Where a line in the listing below contains the word "субсидии", copy that line.
— begin DATASET RECORDS —
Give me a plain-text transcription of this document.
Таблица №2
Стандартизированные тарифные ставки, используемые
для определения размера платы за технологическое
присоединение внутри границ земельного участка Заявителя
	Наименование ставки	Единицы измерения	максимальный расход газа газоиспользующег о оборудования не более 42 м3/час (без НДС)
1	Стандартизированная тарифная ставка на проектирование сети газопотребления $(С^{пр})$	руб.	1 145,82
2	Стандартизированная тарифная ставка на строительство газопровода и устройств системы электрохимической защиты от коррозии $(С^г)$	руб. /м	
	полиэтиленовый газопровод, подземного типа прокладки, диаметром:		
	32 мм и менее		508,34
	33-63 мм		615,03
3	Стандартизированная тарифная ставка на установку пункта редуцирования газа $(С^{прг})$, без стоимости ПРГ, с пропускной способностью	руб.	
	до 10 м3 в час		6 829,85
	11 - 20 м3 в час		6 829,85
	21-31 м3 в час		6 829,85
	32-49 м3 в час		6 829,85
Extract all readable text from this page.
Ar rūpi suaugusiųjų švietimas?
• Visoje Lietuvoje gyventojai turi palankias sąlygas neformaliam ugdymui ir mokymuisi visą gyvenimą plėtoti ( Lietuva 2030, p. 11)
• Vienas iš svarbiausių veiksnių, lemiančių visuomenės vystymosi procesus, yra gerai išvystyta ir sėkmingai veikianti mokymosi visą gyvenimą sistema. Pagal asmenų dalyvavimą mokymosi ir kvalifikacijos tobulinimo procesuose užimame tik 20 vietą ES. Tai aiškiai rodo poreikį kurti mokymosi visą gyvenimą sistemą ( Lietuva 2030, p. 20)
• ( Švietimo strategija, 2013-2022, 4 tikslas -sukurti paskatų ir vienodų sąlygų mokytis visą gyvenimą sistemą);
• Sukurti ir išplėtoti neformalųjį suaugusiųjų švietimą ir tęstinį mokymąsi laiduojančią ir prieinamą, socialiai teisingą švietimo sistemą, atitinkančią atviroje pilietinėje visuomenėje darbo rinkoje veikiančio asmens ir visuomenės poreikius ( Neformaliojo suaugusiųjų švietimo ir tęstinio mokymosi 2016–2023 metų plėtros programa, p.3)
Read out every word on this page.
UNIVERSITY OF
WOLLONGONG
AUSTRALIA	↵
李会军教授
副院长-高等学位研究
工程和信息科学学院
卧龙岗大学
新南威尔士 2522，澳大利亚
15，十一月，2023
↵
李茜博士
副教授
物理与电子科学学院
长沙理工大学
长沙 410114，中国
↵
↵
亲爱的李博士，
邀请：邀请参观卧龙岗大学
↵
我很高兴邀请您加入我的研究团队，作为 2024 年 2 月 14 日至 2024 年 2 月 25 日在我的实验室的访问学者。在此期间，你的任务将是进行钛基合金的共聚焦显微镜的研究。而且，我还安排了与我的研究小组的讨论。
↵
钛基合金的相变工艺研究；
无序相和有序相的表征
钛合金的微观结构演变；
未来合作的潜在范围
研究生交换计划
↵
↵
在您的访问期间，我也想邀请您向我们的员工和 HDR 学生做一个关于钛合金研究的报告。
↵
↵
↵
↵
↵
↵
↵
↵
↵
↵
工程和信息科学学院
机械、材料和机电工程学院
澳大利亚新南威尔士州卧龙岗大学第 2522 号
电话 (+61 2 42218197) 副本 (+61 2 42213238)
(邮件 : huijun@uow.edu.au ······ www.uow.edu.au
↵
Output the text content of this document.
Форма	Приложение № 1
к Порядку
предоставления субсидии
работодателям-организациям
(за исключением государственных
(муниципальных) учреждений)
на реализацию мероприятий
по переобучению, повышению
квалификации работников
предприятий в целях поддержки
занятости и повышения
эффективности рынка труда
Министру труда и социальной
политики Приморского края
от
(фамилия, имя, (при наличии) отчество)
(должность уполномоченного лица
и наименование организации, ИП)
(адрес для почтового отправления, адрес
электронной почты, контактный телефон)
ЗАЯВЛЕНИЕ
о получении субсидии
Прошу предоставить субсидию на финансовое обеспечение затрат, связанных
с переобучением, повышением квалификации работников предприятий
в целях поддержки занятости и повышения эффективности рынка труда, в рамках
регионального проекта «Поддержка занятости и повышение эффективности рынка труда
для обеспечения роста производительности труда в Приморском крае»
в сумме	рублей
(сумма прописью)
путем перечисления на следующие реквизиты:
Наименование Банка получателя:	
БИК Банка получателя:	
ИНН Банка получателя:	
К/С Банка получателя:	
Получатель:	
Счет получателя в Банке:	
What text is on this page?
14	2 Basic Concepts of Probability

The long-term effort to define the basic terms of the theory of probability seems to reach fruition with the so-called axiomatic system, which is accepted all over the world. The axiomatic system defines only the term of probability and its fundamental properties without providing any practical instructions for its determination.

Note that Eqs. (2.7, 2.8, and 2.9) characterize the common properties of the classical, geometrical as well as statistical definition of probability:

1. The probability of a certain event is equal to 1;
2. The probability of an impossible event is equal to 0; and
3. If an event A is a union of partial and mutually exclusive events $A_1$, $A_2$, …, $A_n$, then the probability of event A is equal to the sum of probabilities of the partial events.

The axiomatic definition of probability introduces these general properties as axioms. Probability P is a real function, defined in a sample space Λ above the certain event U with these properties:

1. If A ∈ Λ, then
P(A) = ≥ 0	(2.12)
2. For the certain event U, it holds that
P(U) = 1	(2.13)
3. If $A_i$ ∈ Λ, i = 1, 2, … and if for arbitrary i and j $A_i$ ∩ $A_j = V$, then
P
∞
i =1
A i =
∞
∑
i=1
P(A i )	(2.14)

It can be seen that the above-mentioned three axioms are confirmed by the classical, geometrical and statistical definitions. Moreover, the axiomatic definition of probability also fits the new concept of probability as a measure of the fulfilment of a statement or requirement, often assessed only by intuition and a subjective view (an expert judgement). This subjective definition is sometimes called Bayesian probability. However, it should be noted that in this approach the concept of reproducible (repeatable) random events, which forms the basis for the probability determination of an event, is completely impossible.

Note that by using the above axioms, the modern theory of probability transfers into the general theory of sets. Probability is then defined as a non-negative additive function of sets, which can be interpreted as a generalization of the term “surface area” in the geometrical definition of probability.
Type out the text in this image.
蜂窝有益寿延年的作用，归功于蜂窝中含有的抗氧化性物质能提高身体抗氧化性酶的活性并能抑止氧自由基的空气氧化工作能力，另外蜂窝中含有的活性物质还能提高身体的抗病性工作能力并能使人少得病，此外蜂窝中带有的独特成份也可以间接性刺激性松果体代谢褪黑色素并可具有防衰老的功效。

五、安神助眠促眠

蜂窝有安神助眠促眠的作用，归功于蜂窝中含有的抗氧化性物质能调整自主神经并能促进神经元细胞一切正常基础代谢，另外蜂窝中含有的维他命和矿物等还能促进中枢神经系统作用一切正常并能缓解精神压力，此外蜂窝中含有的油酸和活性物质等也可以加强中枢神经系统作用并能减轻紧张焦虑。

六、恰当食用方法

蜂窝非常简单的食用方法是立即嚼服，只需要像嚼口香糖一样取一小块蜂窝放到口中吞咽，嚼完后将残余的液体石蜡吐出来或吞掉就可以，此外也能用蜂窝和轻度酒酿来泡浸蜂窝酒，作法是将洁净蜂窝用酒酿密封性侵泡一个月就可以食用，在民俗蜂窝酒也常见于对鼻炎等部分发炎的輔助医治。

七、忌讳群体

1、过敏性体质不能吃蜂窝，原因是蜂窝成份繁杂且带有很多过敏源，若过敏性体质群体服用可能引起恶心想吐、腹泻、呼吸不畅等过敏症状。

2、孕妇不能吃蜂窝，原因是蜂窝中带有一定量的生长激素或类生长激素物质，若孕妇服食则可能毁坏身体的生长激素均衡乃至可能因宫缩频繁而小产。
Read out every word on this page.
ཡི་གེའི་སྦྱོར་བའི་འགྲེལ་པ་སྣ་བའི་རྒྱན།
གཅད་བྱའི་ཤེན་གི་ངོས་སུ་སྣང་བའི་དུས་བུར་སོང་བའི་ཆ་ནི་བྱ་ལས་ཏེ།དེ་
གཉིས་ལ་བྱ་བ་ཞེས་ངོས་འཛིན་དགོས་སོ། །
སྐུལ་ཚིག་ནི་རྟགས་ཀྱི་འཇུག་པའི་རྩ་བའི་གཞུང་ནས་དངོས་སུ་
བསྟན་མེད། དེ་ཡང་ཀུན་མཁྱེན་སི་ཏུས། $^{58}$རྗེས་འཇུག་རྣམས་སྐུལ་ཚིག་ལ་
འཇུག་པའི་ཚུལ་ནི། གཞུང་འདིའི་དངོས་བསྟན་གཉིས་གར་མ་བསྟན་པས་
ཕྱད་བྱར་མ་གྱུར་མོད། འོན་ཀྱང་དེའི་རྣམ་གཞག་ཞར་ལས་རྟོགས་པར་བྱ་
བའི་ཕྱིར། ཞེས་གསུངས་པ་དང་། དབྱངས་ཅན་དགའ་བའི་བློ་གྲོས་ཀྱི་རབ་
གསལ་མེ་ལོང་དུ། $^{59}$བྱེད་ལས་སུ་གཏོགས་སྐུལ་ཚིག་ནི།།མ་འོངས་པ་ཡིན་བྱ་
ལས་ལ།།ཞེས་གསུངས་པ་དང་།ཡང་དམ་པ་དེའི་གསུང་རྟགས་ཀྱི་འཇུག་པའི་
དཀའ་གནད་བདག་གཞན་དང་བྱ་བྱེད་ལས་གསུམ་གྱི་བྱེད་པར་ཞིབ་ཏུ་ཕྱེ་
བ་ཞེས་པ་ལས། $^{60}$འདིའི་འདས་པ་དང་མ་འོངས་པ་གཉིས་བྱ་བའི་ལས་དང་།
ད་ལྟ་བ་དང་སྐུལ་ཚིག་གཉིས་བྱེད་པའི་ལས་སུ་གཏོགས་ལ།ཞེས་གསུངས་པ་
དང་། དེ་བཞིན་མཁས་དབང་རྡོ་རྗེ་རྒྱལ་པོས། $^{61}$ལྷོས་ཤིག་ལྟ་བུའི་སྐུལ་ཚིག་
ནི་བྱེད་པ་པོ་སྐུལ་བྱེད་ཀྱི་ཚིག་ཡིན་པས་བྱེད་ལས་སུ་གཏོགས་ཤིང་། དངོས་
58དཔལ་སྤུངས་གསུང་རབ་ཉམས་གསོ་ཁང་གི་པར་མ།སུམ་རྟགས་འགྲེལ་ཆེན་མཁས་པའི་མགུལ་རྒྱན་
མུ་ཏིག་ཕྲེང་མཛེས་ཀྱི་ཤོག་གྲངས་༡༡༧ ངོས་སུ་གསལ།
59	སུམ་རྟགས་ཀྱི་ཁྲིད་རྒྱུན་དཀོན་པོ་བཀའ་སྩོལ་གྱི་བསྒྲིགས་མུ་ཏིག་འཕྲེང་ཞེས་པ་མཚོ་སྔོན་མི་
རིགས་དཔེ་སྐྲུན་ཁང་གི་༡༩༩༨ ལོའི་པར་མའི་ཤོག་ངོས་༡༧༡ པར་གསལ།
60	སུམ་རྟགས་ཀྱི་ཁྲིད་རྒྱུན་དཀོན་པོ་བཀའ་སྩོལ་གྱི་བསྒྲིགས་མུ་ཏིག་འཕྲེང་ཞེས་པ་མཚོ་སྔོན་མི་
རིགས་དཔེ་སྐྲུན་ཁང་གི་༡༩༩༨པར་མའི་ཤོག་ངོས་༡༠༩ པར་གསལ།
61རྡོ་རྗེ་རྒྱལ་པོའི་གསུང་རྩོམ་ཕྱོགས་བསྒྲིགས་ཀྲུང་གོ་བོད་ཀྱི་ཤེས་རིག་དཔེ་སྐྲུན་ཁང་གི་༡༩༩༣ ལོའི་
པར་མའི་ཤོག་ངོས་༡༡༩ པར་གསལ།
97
— end DATASET RECORDS —
**REPLY TO THE TASK**
предоставления субсидии
о получении субсидии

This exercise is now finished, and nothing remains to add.